Exercise brief: Restate all of the data exactly.

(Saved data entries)
=======

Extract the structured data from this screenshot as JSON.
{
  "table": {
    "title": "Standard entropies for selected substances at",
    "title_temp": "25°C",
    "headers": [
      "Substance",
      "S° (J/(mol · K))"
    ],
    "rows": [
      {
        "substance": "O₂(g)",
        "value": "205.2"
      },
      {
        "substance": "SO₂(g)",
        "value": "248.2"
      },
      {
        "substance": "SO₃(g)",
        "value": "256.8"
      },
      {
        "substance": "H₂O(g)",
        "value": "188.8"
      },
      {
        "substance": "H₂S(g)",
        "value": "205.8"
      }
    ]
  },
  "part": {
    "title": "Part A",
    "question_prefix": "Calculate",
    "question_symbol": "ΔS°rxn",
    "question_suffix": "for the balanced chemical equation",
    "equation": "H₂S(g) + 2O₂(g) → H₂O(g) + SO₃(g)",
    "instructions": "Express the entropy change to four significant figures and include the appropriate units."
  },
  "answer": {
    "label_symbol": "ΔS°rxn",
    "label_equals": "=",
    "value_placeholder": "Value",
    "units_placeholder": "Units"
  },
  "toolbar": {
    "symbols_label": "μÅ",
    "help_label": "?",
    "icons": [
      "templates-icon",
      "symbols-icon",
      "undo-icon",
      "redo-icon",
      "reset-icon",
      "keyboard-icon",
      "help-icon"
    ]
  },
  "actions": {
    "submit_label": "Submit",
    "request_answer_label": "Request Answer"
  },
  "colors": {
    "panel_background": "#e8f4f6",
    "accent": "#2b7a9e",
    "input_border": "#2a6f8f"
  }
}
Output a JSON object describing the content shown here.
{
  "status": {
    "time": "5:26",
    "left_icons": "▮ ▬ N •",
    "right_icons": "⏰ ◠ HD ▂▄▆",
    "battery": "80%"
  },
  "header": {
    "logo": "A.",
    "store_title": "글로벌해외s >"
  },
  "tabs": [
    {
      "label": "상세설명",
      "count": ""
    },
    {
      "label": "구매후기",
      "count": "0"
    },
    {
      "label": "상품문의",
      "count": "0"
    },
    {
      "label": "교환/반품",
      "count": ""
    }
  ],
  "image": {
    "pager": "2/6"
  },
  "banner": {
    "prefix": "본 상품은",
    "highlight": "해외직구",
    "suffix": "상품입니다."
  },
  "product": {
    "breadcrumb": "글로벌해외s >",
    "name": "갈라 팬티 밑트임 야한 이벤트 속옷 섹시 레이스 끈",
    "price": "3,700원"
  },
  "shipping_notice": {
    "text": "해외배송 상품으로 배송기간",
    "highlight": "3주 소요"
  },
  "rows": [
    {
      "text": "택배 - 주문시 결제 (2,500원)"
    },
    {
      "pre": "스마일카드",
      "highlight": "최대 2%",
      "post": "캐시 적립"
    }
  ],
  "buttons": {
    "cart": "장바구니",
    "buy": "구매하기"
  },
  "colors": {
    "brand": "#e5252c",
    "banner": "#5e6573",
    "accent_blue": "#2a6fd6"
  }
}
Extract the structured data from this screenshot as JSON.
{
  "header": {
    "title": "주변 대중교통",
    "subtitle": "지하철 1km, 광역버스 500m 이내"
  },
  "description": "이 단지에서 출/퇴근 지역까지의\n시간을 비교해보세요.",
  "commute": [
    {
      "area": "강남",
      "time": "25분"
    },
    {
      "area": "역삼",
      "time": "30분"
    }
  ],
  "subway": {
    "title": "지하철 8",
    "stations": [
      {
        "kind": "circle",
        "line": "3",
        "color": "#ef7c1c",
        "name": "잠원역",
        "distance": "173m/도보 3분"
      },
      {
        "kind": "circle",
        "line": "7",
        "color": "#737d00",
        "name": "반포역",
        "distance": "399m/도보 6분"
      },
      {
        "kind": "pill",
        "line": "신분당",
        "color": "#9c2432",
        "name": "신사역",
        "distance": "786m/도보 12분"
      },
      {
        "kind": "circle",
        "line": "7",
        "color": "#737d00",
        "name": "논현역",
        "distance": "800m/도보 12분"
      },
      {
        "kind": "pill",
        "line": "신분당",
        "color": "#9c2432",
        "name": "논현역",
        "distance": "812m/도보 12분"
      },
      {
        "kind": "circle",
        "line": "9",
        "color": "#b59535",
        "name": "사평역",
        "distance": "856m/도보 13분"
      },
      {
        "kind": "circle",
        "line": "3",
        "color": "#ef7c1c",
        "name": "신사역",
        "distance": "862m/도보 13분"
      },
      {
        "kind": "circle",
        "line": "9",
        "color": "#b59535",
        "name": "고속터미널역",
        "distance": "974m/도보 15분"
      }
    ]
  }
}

=======

Problem solution:
Extract the structured data from this screenshot as JSON.
{
  "table": {
    "title": "Standard entropies for selected substances at",
    "title_temp": "25°C",
    "headers": [
      "Substance",
      "S° (J/(mol · K))"
    ],
    "rows": [
      {
        "substance": "O₂(g)",
        "value": "205.2"
      },
      {
        "substance": "SO₂(g)",
        "value": "248.2"
      },
      {
        "substance": "SO₃(g)",
        "value": "256.8"
      },
      {
        "substance": "H₂O(g)",
        "value": "188.8"
      },
      {
        "substance": "H₂S(g)",
        "value": "205.8"
      }
    ]
  },
  "part": {
    "title": "Part A",
    "question_prefix": "Calculate",
    "question_symbol": "ΔS°rxn",
    "question_suffix": "for the balanced chemical equation",
    "equation": "H₂S(g) + 2O₂(g) → H₂O(g) + SO₃(g)",
    "instructions": "Express the entropy change to four significant figures and include the appropriate units."
  },
  "answer": {
    "label_symbol": "ΔS°rxn",
    "label_equals": "=",
    "value_placeholder": "Value",
    "units_placeholder": "Units"
  },
  "toolbar": {
    "symbols_label": "μÅ",
    "help_label": "?",
    "icons": [
      "templates-icon",
      "symbols-icon",
      "undo-icon",
      "redo-icon",
      "reset-icon",
      "keyboard-icon",
      "help-icon"
    ]
  },
  "actions": {
    "submit_label": "Submit",
    "request_answer_label": "Request Answer"
  },
  "colors": {
    "panel_background": "#e8f4f6",
    "accent": "#2b7a9e",
    "input_border": "#2a6f8f"
  }
}
Output a JSON object describing the content shown here.
{
  "status": {
    "time": "5:26",
    "left_icons": "▮ ▬ N •",
    "right_icons": "⏰ ◠ HD ▂▄▆",
    "battery": "80%"
  },
  "header": {
    "logo": "A.",
    "store_title": "글로벌해외s >"
  },
  "tabs": [
    {
      "label": "상세설명",
      "count": ""
    },
    {
      "label": "구매후기",
      "count": "0"
    },
    {
      "label": "상품문의",
      "count": "0"
    },
    {
      "label": "교환/반품",
      "count": ""
    }
  ],
  "image": {
    "pager": "2/6"
  },
  "banner": {
    "prefix": "본 상품은",
    "highlight": "해외직구",
    "suffix": "상품입니다."
  },
  "product": {
    "breadcrumb": "글로벌해외s >",
    "name": "갈라 팬티 밑트임 야한 이벤트 속옷 섹시 레이스 끈",
    "price": "3,700원"
  },
  "shipping_notice": {
    "text": "해외배송 상품으로 배송기간",
    "highlight": "3주 소요"
  },
  "rows": [
    {
      "text": "택배 - 주문시 결제 (2,500원)"
    },
    {
      "pre": "스마일카드",
      "highlight": "최대 2%",
      "post": "캐시 적립"
    }
  ],
  "buttons": {
    "cart": "장바구니",
    "buy": "구매하기"
  },
  "colors": {
    "brand": "#e5252c",
    "banner": "#5e6573",
    "accent_blue": "#2a6fd6"
  }
}
Extract the structured data from this screenshot as JSON.
{
  "header": {
    "title": "주변 대중교통",
    "subtitle": "지하철 1km, 광역버스 500m 이내"
  },
  "description": "이 단지에서 출/퇴근 지역까지의\n시간을 비교해보세요.",
  "commute": [
    {
      "area": "강남",
      "time": "25분"
    },
    {
      "area": "역삼",
      "time": "30분"
    }
  ],
  "subway": {
    "title": "지하철 8",
    "stations": [
      {
        "kind": "circle",
        "line": "3",
        "color": "#ef7c1c",
        "name": "잠원역",
        "distance": "173m/도보 3분"
      },
      {
        "kind": "circle",
        "line": "7",
        "color": "#737d00",
        "name": "반포역",
        "distance": "399m/도보 6분"
      },
      {
        "kind": "pill",
        "line": "신분당",
        "color": "#9c2432",
        "name": "신사역",
        "distance": "786m/도보 12분"
      },
      {
        "kind": "circle",
        "line": "7",
        "color": "#737d00",
        "name": "논현역",
        "distance": "800m/도보 12분"
      },
      {
        "kind": "pill",
        "line": "신분당",
        "color": "#9c2432",
        "name": "논현역",
        "distance": "812m/도보 12분"
      },
      {
        "kind": "circle",
        "line": "9",
        "color": "#b59535",
        "name": "사평역",
        "distance": "856m/도보 13분"
      },
      {
        "kind": "circle",
        "line": "3",
        "color": "#ef7c1c",
        "name": "신사역",
        "distance": "862m/도보 13분"
      },
      {
        "kind": "circle",
        "line": "9",
        "color": "#b59535",
        "name": "고속터미널역",
        "distance": "974m/도보 15분"
      }
    ]
  }
}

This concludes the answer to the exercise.